Exercise task
What is the number of lines in these entries that contain "wakes"? State it alone.
#####
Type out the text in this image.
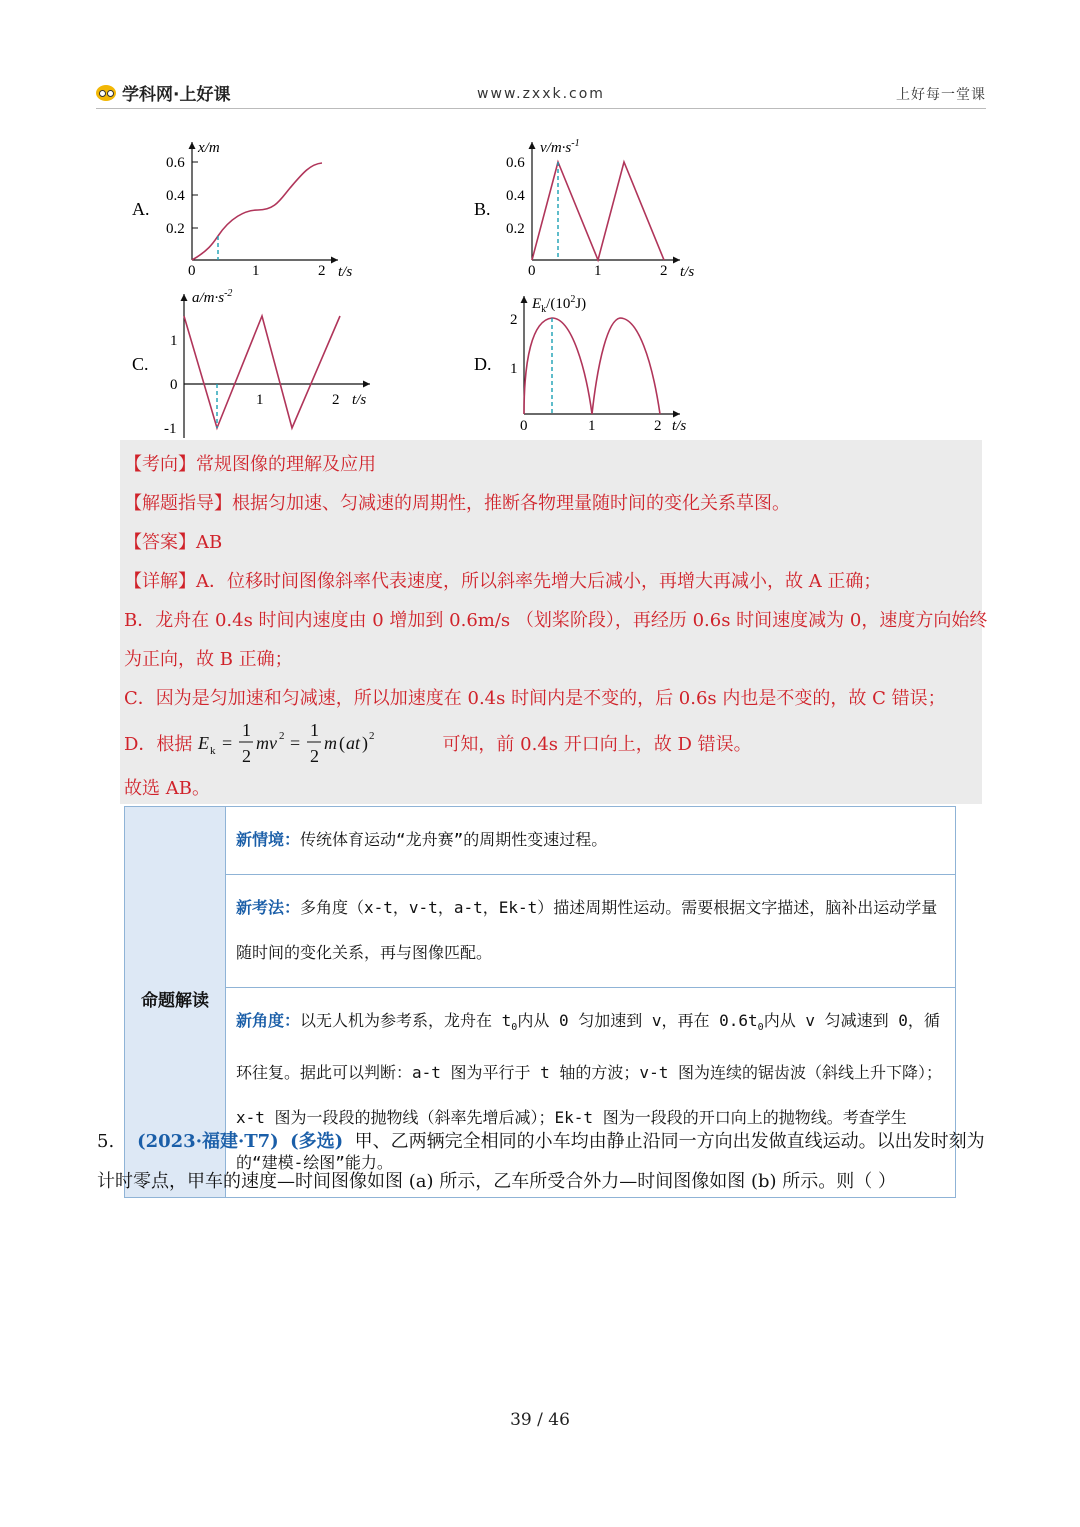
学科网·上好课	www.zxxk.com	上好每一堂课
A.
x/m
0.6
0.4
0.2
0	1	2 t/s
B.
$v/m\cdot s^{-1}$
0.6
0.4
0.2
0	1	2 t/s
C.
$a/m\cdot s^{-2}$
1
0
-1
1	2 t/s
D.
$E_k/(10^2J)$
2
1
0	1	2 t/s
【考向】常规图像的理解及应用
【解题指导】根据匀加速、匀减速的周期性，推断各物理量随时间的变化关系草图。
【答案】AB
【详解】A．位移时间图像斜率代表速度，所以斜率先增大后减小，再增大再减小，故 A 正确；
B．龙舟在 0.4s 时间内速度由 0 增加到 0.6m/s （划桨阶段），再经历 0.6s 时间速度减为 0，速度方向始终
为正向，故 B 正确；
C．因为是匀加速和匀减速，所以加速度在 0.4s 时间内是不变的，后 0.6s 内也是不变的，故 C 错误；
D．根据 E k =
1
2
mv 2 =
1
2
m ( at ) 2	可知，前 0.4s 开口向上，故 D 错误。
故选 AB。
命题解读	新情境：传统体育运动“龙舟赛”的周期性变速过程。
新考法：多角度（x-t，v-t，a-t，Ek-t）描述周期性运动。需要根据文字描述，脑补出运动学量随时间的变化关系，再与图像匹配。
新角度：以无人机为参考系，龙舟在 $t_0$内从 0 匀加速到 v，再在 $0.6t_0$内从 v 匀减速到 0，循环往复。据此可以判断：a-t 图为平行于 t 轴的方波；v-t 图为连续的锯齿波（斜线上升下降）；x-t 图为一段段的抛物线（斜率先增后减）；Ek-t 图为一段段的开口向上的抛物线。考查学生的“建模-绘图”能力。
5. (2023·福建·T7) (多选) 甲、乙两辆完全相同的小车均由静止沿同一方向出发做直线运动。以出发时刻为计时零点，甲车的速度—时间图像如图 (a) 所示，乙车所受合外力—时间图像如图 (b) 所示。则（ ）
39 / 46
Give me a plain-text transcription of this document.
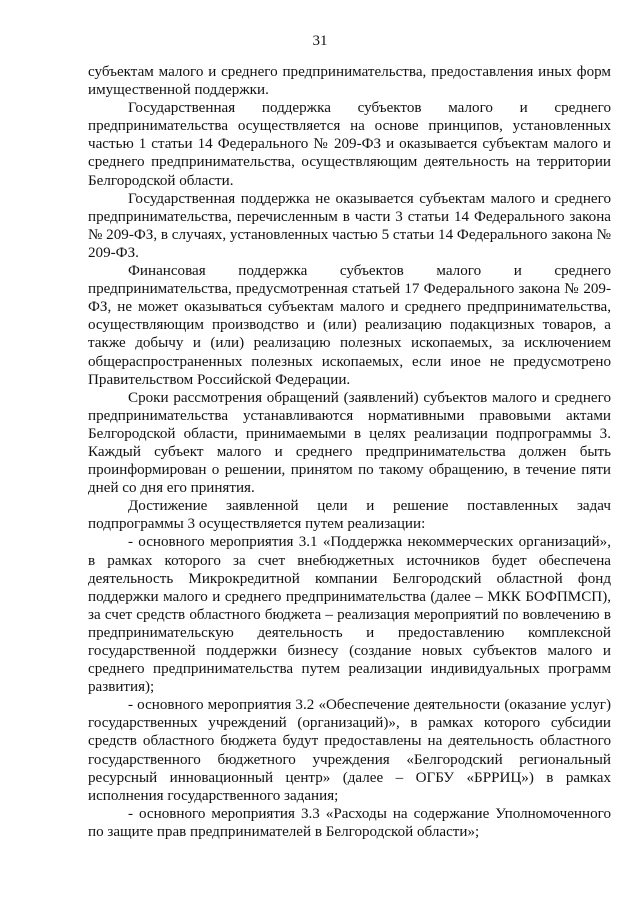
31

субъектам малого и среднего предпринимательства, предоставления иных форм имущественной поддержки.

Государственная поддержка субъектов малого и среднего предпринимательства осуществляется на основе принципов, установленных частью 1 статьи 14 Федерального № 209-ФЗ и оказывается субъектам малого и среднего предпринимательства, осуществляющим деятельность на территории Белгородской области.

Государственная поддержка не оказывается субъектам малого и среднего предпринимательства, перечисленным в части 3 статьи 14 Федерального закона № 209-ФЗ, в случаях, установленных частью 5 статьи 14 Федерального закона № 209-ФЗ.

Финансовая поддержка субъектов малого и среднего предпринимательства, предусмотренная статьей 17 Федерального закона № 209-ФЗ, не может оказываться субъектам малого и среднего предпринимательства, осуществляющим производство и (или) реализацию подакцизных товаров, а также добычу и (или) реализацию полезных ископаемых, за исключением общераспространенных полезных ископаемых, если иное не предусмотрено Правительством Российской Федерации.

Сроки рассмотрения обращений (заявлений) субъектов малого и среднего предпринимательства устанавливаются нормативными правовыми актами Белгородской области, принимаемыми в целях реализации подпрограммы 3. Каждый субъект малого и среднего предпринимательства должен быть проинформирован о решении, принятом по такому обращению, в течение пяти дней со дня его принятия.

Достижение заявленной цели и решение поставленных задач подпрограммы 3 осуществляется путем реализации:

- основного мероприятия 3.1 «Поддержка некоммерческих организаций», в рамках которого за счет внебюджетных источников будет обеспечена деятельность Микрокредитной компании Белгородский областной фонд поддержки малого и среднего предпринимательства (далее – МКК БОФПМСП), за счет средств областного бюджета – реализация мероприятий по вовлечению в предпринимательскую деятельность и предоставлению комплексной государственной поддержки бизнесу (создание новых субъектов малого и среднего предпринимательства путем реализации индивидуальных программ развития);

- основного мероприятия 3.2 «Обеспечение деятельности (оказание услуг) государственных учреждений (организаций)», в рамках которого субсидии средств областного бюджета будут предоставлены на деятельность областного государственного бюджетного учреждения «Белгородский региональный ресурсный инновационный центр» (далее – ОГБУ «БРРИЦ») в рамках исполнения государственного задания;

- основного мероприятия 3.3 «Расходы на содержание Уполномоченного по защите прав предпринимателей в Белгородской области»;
#####
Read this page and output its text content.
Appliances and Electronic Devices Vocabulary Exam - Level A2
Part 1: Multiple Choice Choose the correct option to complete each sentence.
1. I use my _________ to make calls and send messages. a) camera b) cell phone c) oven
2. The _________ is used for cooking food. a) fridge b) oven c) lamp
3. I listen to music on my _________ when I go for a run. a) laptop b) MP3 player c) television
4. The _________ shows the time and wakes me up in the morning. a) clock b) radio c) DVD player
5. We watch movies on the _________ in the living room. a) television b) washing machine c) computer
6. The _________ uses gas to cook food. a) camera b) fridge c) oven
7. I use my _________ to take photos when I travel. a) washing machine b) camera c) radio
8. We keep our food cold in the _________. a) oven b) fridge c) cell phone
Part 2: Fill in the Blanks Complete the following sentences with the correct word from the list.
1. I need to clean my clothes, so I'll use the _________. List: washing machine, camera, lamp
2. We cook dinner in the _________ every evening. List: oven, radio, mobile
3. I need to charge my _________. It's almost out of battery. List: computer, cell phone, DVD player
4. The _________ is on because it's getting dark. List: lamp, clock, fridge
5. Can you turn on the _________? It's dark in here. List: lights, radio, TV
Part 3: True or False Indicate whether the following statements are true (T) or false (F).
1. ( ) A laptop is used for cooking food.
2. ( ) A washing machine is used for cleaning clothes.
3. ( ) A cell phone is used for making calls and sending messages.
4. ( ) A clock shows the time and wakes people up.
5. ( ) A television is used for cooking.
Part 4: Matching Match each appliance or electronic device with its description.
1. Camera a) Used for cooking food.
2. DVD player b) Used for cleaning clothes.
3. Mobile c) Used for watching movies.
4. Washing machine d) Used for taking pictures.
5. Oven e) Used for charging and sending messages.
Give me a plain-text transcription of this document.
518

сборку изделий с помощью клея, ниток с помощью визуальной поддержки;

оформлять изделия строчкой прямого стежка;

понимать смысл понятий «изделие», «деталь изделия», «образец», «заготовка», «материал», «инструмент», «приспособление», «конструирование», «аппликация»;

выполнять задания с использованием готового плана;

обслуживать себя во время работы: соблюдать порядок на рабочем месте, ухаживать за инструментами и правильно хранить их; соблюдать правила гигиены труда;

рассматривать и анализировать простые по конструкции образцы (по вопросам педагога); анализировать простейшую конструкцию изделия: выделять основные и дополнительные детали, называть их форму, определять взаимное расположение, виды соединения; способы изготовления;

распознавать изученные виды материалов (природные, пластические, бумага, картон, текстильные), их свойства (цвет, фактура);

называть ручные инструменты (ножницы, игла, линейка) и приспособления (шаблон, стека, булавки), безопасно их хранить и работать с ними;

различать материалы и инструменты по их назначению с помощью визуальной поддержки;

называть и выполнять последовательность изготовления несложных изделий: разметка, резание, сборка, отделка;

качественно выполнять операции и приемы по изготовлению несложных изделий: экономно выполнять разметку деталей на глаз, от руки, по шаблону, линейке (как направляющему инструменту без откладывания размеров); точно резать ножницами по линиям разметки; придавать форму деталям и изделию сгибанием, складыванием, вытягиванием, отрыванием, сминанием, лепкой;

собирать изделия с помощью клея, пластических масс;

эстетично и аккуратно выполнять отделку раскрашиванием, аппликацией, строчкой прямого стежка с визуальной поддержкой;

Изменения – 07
#####
Final result
2